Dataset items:
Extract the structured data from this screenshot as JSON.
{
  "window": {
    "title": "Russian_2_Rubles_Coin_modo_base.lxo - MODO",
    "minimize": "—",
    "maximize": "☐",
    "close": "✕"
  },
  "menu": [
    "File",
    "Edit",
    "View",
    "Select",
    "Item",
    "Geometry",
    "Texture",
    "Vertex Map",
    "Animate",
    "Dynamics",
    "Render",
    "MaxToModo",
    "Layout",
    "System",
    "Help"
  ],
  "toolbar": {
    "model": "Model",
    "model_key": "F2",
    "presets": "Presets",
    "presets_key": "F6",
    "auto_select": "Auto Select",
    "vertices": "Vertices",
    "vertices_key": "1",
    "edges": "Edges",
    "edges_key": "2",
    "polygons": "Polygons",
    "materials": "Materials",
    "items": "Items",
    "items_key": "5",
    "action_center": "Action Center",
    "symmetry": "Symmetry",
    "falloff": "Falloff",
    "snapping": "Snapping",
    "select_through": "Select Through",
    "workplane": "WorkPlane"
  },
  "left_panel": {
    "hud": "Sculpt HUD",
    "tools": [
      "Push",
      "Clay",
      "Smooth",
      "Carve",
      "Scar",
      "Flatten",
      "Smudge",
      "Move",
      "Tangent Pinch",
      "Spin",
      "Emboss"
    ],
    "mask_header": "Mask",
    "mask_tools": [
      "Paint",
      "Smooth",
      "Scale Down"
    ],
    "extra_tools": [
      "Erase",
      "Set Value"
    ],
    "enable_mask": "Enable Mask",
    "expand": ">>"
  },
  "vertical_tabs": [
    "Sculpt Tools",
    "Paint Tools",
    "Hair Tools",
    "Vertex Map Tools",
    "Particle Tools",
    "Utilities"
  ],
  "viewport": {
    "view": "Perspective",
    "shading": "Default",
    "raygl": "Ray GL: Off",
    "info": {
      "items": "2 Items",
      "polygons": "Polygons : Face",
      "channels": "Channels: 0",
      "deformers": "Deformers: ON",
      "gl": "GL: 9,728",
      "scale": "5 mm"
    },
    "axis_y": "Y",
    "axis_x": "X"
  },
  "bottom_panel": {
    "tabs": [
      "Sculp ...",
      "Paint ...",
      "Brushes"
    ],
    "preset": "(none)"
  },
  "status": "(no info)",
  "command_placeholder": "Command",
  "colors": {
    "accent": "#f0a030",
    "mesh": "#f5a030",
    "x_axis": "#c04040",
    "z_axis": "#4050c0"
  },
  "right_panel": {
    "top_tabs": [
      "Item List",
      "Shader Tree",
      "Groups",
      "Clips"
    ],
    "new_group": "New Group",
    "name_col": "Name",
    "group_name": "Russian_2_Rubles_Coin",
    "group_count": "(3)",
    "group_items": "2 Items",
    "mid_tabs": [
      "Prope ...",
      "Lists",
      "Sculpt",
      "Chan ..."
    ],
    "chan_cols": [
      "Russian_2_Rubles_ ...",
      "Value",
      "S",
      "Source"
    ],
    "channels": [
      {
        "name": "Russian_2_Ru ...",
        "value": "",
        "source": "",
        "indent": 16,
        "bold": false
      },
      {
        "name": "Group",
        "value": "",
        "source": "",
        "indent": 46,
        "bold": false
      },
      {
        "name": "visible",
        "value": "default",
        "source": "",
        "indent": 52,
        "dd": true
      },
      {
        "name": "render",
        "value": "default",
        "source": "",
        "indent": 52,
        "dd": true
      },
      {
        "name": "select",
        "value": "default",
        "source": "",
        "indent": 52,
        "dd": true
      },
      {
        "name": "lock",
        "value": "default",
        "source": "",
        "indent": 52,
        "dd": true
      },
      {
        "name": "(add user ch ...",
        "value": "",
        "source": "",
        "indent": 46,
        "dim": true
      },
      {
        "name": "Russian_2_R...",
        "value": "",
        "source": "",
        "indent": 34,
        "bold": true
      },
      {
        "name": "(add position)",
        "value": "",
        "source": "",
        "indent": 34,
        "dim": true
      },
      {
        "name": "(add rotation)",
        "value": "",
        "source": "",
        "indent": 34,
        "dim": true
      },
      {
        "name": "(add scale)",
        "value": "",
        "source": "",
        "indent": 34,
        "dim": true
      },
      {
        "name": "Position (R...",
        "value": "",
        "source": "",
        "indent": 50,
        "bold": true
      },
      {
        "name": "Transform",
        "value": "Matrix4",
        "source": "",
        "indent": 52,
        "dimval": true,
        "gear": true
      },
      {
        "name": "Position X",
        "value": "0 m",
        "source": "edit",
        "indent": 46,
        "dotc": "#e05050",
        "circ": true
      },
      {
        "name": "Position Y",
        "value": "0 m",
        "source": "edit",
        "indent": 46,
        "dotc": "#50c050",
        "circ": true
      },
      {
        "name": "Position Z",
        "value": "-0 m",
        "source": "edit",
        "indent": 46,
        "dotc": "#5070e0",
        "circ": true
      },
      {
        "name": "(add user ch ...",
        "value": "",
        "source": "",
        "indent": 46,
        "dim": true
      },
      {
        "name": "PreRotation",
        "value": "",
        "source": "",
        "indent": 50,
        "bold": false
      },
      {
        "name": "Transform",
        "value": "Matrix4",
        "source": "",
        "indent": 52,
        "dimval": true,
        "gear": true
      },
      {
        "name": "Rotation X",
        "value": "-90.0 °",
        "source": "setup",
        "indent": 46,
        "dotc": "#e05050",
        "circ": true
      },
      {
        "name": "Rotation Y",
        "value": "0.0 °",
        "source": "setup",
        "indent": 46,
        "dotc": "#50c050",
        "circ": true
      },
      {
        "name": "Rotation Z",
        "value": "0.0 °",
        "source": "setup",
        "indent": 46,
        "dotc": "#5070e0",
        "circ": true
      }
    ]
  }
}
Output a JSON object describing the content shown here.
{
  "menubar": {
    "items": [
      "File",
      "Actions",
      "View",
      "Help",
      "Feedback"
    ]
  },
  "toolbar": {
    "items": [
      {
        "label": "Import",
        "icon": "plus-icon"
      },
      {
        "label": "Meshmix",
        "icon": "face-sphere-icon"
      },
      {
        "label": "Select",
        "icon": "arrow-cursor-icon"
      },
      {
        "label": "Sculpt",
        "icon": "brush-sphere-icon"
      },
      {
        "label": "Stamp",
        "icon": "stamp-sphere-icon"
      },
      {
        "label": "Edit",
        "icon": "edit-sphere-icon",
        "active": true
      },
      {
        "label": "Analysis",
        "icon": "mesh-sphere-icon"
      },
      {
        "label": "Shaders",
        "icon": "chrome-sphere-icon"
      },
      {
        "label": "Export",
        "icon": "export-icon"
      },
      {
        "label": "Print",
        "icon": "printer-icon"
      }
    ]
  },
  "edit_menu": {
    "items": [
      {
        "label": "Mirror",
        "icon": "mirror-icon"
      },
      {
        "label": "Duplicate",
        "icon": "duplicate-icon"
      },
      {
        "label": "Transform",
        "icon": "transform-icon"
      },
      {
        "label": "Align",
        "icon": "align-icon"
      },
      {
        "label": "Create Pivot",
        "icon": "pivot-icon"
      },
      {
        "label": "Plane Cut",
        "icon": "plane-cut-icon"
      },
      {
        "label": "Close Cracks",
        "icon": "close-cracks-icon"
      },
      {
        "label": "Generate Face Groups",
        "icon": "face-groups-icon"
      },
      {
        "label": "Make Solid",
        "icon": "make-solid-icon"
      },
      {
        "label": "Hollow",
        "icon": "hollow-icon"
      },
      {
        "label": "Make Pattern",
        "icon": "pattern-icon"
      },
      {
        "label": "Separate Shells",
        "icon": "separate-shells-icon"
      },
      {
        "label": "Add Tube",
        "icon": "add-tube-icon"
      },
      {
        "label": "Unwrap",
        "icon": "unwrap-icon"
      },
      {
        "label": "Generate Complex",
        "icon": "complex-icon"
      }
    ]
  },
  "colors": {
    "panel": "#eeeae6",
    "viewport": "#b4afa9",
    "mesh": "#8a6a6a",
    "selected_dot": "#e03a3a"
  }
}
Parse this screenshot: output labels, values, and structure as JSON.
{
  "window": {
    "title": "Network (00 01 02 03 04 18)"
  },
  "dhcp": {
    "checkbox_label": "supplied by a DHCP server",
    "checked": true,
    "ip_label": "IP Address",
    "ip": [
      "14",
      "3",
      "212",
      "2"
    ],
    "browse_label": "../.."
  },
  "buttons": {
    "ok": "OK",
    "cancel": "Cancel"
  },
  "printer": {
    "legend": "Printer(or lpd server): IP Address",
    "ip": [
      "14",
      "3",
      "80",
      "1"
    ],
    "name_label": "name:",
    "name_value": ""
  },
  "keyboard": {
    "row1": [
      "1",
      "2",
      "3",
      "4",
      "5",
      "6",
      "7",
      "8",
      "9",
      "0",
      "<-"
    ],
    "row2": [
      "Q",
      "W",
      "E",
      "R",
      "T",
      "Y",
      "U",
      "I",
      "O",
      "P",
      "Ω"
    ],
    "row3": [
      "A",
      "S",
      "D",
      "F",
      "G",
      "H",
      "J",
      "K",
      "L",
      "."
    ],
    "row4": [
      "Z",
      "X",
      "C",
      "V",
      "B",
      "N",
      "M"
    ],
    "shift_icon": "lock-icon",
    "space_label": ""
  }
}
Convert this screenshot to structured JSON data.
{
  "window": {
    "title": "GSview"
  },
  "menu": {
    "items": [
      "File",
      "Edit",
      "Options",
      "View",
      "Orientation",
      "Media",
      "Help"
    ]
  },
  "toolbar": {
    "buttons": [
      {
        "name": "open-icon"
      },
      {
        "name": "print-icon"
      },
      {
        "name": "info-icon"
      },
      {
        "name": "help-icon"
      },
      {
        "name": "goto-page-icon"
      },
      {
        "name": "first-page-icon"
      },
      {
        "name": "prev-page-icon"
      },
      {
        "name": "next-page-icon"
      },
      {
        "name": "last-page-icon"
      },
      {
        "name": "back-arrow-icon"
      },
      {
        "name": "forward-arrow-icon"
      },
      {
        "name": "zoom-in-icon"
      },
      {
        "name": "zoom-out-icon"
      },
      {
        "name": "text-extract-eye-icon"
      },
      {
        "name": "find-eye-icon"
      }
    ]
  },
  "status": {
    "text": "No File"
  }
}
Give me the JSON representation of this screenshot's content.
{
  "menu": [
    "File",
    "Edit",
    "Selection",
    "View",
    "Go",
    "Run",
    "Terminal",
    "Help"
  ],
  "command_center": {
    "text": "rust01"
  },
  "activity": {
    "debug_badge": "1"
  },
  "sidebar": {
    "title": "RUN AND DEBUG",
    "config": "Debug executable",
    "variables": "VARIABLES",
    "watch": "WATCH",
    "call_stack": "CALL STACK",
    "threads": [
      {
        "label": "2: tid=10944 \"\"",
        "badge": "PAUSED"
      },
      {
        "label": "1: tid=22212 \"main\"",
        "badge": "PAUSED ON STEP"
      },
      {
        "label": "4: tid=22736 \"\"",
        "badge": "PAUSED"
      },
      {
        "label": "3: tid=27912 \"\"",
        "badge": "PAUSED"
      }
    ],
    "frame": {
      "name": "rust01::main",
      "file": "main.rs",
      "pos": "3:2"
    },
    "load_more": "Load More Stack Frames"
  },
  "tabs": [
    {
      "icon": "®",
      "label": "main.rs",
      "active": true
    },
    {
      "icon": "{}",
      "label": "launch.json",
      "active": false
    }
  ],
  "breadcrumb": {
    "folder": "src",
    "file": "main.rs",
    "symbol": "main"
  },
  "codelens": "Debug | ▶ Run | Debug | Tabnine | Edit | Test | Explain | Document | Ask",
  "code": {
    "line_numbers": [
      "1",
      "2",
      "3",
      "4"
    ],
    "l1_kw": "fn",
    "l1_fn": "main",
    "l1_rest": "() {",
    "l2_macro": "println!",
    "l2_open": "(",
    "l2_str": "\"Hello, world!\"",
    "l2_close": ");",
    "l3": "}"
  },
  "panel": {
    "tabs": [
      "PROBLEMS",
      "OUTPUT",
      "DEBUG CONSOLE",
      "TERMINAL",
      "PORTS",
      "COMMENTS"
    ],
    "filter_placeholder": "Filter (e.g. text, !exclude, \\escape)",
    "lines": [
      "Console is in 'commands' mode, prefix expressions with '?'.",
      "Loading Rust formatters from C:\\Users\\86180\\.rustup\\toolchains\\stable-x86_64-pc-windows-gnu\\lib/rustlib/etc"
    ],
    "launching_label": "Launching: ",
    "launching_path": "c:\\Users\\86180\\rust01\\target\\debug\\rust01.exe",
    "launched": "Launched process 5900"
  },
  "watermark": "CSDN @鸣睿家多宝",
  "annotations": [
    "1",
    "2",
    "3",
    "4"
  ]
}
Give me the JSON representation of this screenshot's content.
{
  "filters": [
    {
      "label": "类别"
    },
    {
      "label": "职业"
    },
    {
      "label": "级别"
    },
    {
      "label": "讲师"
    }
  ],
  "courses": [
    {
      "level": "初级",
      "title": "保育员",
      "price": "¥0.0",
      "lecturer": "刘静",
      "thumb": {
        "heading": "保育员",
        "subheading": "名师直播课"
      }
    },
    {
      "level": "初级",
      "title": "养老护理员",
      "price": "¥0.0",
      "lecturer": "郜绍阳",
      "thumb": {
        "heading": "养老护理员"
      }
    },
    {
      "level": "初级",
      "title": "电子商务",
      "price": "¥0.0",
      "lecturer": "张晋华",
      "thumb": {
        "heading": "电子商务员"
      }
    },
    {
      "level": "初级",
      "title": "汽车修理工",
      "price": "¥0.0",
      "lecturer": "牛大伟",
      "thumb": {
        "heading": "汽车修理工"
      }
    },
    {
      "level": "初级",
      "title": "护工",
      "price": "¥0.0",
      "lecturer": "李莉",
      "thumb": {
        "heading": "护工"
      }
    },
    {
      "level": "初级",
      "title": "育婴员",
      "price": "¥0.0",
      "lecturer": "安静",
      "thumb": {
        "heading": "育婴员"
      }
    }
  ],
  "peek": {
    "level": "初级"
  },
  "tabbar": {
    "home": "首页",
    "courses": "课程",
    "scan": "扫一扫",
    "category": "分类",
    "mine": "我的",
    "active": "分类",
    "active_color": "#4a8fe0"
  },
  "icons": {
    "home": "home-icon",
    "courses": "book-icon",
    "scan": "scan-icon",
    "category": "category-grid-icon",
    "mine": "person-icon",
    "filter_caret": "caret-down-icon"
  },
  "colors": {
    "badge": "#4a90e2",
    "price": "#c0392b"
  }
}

WHAT TO WORK ON :: Count how many lines include the string "Sculpt". Nothing but the number is needed.

CORRECT OUTPUT :: 4